(Raw records)
* Start *

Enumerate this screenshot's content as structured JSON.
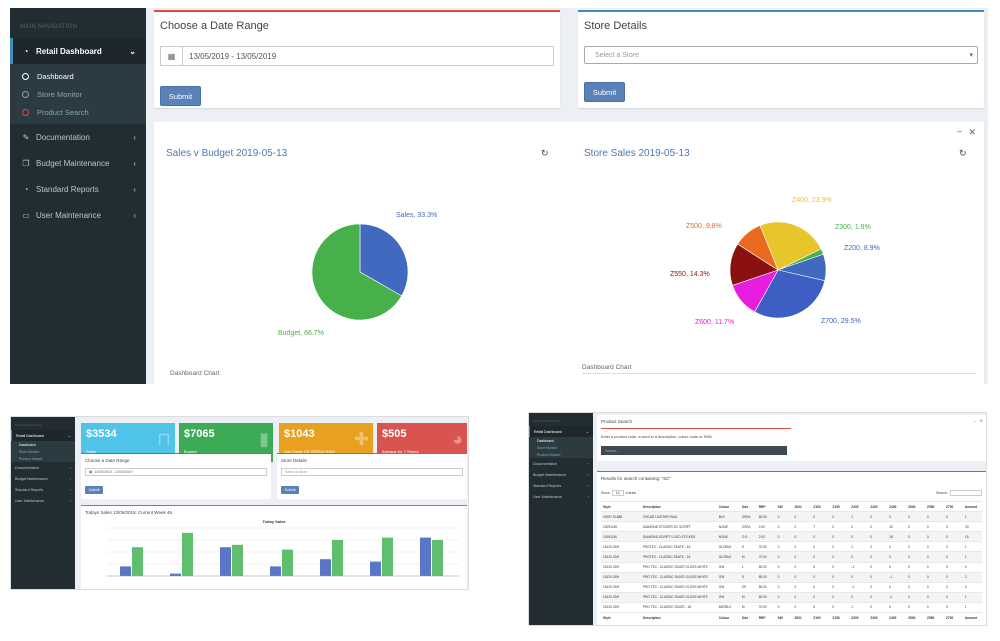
{
  "nav": {
    "header": "MAIN NAVIGATION",
    "retail_dashboard": "Retail Dashboard",
    "sub_items": [
      "Dashboard",
      "Store Monitor",
      "Product Search"
    ],
    "documentation": "Documentation",
    "budget_maintenance": "Budget Maintenance",
    "standard_reports": "Standard Reports",
    "user_maintenance": "User Maintenance"
  },
  "date_range": {
    "title": "Choose a Date Range",
    "value": "13/05/2019 - 13/05/2019",
    "submit": "Submit"
  },
  "store_details": {
    "title": "Store Details",
    "placeholder": "Select a Store",
    "submit": "Submit"
  },
  "sales_budget_chart": {
    "title": "Sales v Budget 2019-05-13",
    "labels": [
      "Sales, 33.3%",
      "Budget, 66.7%"
    ],
    "footnote": "Dashboard Chart"
  },
  "store_sales_chart": {
    "title": "Store Sales 2019-05-13",
    "labels": [
      "Z400, 23.9%",
      "Z500, 9.8%",
      "Z300, 1.9%",
      "Z200, 8.9%",
      "Z550, 14.3%",
      "Z600, 11.7%",
      "Z700, 29.5%"
    ],
    "footnote": "Dashboard Chart"
  },
  "chart_data": [
    {
      "type": "pie",
      "title": "Sales v Budget 2019-05-13",
      "categories": [
        "Sales",
        "Budget"
      ],
      "values": [
        33.3,
        66.7
      ],
      "colors": [
        "#4169c0",
        "#47b04b"
      ]
    },
    {
      "type": "pie",
      "title": "Store Sales 2019-05-13",
      "categories": [
        "Z400",
        "Z300",
        "Z200",
        "Z700",
        "Z600",
        "Z550",
        "Z500"
      ],
      "values": [
        23.9,
        1.9,
        8.9,
        29.5,
        11.7,
        14.3,
        9.8
      ],
      "colors": [
        "#e8c52a",
        "#4caf50",
        "#4169c0",
        "#3d5fc4",
        "#e81de0",
        "#8b1010",
        "#e86a1e"
      ]
    },
    {
      "type": "bar",
      "title": "Today Sales",
      "series": [
        {
          "name": "Sales",
          "values": [
            4,
            1,
            12,
            4,
            7,
            6,
            16
          ]
        },
        {
          "name": "Budget",
          "values": [
            12,
            18,
            13,
            11,
            15,
            16,
            15
          ]
        }
      ],
      "colors": [
        "#5b76c9",
        "#5fbf6f"
      ]
    }
  ],
  "dashboard_thumb": {
    "stats": [
      {
        "value": "$3534",
        "label": "Sales",
        "color": "#4fc3e8",
        "icon": "bag-icon"
      },
      {
        "value": "$7065",
        "label": "Budget",
        "color": "#3daa55",
        "icon": "bar-chart-icon"
      },
      {
        "value": "$1043",
        "label": "Day Dollar OR SPEND RSM",
        "color": "#e8a020",
        "icon": "user-plus-icon"
      },
      {
        "value": "$505",
        "label": "Average for 7 Stores",
        "color": "#d9534f",
        "icon": "pie-chart-icon"
      }
    ],
    "date_title": "Choose a Date Range",
    "date_value": "13/05/2019 - 13/05/2019",
    "store_title": "Store Details",
    "store_placeholder": "Select a Store",
    "submit": "Submit",
    "chart_box_title": "Todays Sales 13/05/2019: Current Week 46",
    "chart_title": "Today Sales"
  },
  "product_search": {
    "title": "Product Search",
    "prompt": "Enter a product code, a word in a description, colour code or SNN",
    "search_placeholder": "Search...",
    "results_title": "Results for search containing: \"SC\"",
    "show_label": "Show",
    "entries_label": "entries",
    "show_value": "10",
    "search_label": "Search:",
    "columns": [
      "Style",
      "Description",
      "Colour",
      "Size",
      "RRP",
      "SW",
      "Z001",
      "Z100",
      "Z150",
      "Z200",
      "Z300",
      "Z400",
      "Z500",
      "Z550",
      "Z700",
      "Amount"
    ],
    "rows": [
      [
        "10097-S1885",
        "OSCAR LEATHER BAG",
        "BLK",
        "OSFA",
        "80.00",
        "0",
        "0",
        "0",
        "0",
        "1",
        "0",
        "0",
        "0",
        "0",
        "0",
        "1"
      ],
      [
        "10091136",
        "DIAMOND STICKER-SC SCRIPT",
        "NONE",
        "OSFA",
        "2.00",
        "0",
        "0",
        "7",
        "0",
        "0",
        "0",
        "26",
        "0",
        "0",
        "0",
        "33"
      ],
      [
        "10091136",
        "DIAMOND SCRIPT LOGO STICKER",
        "NONE",
        "O.S",
        "2.00",
        "0",
        "0",
        "0",
        "0",
        "0",
        "0",
        "18",
        "0",
        "0",
        "0",
        "18"
      ],
      [
        "15120-3SH",
        "PROTEC - CLASSIC SKATE - 16",
        "GLOBLK",
        "S",
        "70.00",
        "0",
        "0",
        "0",
        "0",
        "1",
        "0",
        "0",
        "0",
        "0",
        "0",
        "1"
      ],
      [
        "15120-3SH",
        "PROTEC - CLASSIC SKATE - 16",
        "GLOBLK",
        "M",
        "70.00",
        "0",
        "0",
        "0",
        "0",
        "0",
        "0",
        "0",
        "0",
        "0",
        "0",
        "1"
      ],
      [
        "15120-3SH",
        "PRO TEC - CLASSIC SKATE GLOSS WHITE",
        "GW",
        "L",
        "80.00",
        "0",
        "0",
        "0",
        "0",
        "-1",
        "0",
        "0",
        "0",
        "0",
        "0",
        "0"
      ],
      [
        "15120-3SH",
        "PRO TEC - CLASSIC SKATE GLOSS WHITE",
        "GW",
        "S",
        "80.00",
        "0",
        "0",
        "0",
        "0",
        "0",
        "0",
        "-1",
        "0",
        "0",
        "0",
        "2"
      ],
      [
        "15120-3SH",
        "PRO TEC - CLASSIC SKATE GLOSS WHITE",
        "GW",
        "XS",
        "80.00",
        "0",
        "0",
        "0",
        "0",
        "-1",
        "0",
        "0",
        "0",
        "0",
        "0",
        "0"
      ],
      [
        "15120-3SH",
        "PRO TEC - CLASSIC SKATE GLOSS WHITE",
        "GW",
        "M",
        "80.00",
        "0",
        "0",
        "0",
        "0",
        "0",
        "0",
        "-1",
        "0",
        "0",
        "0",
        "1"
      ],
      [
        "15120-3SH",
        "PRO TEC - CLASSIC SKATE - 16",
        "MATBLK",
        "M",
        "70.00",
        "0",
        "0",
        "0",
        "0",
        "1",
        "0",
        "0",
        "0",
        "0",
        "0",
        "1"
      ]
    ]
  }
}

* End *

**TASK INSTRUCTIONS**
What is the number of lines that hold the string "icon"? Give it alone.

**SOLUTION FOR THIS TASK**
4